▶ [CHALLENGE A]: In the forum post about the linen suit, why did the author start a new thread?

▶ [SOURCE PASSAGE]:
######

Uncanvassed & Washable Linen Suit
Dear colleagues in style,
I have commissioned a garment similar to that spoken of in the LH magazine in this thread http://www.thelondonlounge.net/gl/forum ... f=36&t=173 - an unlined, uncanvassed and unpadded double-breasted suit in a 14 oz linen from W.Bill in their singular shade of plum blossom. The garment has been designed specifically to be handwashable, and topstiching has been added to the edges for reinforcement.
The suit has now been washed thrice and worn hard over the summer. It wears unlike anything else and is perfect for walking outdoors in the tropics. There is no perceptible difference between its appearance and that of my lightly structured but conventionally constructed stuff from A&S, due possibly in part to my square shoulders.
I shall be happy to post pictures of me wearing it, but for now here are photos of the suit as objet d'art...
(started this new thread as I was unable to upload attachments to the original thread - do forgive my technological inadequacies)
I have commissioned a garment similar to that spoken of in the LH magazine in this thread http://www.thelondonlounge.net/gl/forum ... f=36&t=173 - an unlined, uncanvassed and unpadded double-breasted suit in a 14 oz linen from W.Bill in their singular shade of plum blossom. The garment has been designed specifically to be handwashable, and topstiching has been added to the edges for reinforcement.
The suit has now been washed thrice and worn hard over the summer. It wears unlike anything else and is perfect for walking outdoors in the tropics. There is no perceptible difference between its appearance and that of my lightly structured but conventionally constructed stuff from A&S, due possibly in part to my square shoulders.
I shall be happy to post pictures of me wearing it, but for now here are photos of the suit as objet d'art...
(started this new thread as I was unable to upload attachments to the original thread - do forgive my technological inadequacies)
This is an impressive idea and the execution looks even better. Did the tailor pre-wash the fabric before constructing the garment?
Some closer shots of the finishing - you can see that the majestic lapel roll of my usual double-breasted pattern is not diminished by the lack of canvassing. In fact with such a suit I am able to wear it 6x1 style should I so choose.

######

▶ [DATA IN THIS EXERCISE]:
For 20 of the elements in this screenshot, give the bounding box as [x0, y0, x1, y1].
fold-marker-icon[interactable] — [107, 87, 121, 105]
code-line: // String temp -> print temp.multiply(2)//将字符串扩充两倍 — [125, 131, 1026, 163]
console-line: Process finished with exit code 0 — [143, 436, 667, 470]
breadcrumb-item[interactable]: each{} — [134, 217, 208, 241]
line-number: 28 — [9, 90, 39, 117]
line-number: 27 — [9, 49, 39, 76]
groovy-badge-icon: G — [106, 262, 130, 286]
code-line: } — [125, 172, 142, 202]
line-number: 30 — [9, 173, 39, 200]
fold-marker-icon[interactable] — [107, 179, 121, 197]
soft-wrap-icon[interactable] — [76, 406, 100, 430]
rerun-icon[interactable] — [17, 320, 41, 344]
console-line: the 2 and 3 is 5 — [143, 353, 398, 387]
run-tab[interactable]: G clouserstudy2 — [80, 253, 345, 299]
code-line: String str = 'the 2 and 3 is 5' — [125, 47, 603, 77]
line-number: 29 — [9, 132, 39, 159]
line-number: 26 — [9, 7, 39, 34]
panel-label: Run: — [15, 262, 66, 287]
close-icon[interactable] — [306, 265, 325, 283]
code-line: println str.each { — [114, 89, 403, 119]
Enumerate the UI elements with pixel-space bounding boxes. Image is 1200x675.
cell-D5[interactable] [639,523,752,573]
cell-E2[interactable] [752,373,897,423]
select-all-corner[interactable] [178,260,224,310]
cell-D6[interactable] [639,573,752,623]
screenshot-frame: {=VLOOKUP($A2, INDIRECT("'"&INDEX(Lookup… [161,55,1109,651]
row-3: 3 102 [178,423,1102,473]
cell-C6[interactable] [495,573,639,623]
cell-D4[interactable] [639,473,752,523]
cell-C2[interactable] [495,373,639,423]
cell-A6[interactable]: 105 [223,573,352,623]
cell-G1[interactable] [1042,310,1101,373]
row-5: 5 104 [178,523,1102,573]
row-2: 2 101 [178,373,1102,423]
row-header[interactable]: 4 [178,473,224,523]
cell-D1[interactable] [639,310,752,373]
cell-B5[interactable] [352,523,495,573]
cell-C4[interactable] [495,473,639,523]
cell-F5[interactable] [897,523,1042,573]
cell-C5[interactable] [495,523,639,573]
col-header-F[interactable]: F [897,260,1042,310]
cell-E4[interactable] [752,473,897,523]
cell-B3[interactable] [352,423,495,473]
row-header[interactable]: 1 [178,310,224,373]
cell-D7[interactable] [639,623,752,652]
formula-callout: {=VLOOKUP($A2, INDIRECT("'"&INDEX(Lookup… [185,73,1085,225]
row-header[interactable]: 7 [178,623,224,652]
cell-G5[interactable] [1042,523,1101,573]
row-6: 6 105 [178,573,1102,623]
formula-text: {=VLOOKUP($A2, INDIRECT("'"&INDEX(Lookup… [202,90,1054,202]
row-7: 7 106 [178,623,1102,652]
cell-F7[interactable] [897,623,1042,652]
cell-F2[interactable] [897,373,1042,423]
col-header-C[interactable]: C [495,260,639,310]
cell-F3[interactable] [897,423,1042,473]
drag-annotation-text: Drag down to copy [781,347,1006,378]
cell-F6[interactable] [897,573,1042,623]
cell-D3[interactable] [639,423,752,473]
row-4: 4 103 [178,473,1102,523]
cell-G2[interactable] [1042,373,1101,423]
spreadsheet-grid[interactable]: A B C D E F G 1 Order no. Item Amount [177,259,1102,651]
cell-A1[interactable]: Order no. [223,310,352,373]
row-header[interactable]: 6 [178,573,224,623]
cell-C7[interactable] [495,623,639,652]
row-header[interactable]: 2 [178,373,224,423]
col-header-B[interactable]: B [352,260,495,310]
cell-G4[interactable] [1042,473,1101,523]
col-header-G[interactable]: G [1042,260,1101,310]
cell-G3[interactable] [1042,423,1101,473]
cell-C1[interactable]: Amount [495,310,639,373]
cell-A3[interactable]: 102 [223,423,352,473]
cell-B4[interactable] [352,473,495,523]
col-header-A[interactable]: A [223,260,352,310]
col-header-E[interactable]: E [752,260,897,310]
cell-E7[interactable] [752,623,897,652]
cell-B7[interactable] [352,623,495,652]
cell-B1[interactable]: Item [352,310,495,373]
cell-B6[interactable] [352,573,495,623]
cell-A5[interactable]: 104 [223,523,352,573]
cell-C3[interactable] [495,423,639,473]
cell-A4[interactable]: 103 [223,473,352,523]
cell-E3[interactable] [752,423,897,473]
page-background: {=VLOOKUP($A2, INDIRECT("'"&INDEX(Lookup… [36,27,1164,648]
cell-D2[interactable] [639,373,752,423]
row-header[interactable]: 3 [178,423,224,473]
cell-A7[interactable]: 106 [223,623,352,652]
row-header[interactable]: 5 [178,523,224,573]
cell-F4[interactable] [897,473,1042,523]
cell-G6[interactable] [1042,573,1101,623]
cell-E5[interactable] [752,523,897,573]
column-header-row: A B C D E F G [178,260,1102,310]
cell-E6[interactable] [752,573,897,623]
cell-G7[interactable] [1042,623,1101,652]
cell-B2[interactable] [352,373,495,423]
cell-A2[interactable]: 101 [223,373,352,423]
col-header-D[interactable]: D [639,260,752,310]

######

▶ [CHALLENGE B]: Rewrite the listing from its first line through the line containing "fold-marker-icon[interactable] — [107, 179, 121, 197]", inclusive, with "code-line" changed to "source-line" and nothing else altered.

▶ [EXERCISE OUTPUT A]: The author started a new thread because attachments could not be uploaded to the original thread.

▶ [EXERCISE OUTPUT B]:
For 20 of the elements in this screenshot, give the bounding box as [x0, y0, x1, y1].
fold-marker-icon[interactable] — [107, 87, 121, 105]
source-line: // String temp -> print temp.multiply(2)//将字符串扩充两倍 — [125, 131, 1026, 163]
console-line: Process finished with exit code 0 — [143, 436, 667, 470]
breadcrumb-item[interactable]: each{} — [134, 217, 208, 241]
line-number: 28 — [9, 90, 39, 117]
line-number: 27 — [9, 49, 39, 76]
groovy-badge-icon: G — [106, 262, 130, 286]
source-line: } — [125, 172, 142, 202]
line-number: 30 — [9, 173, 39, 200]
fold-marker-icon[interactable] — [107, 179, 121, 197]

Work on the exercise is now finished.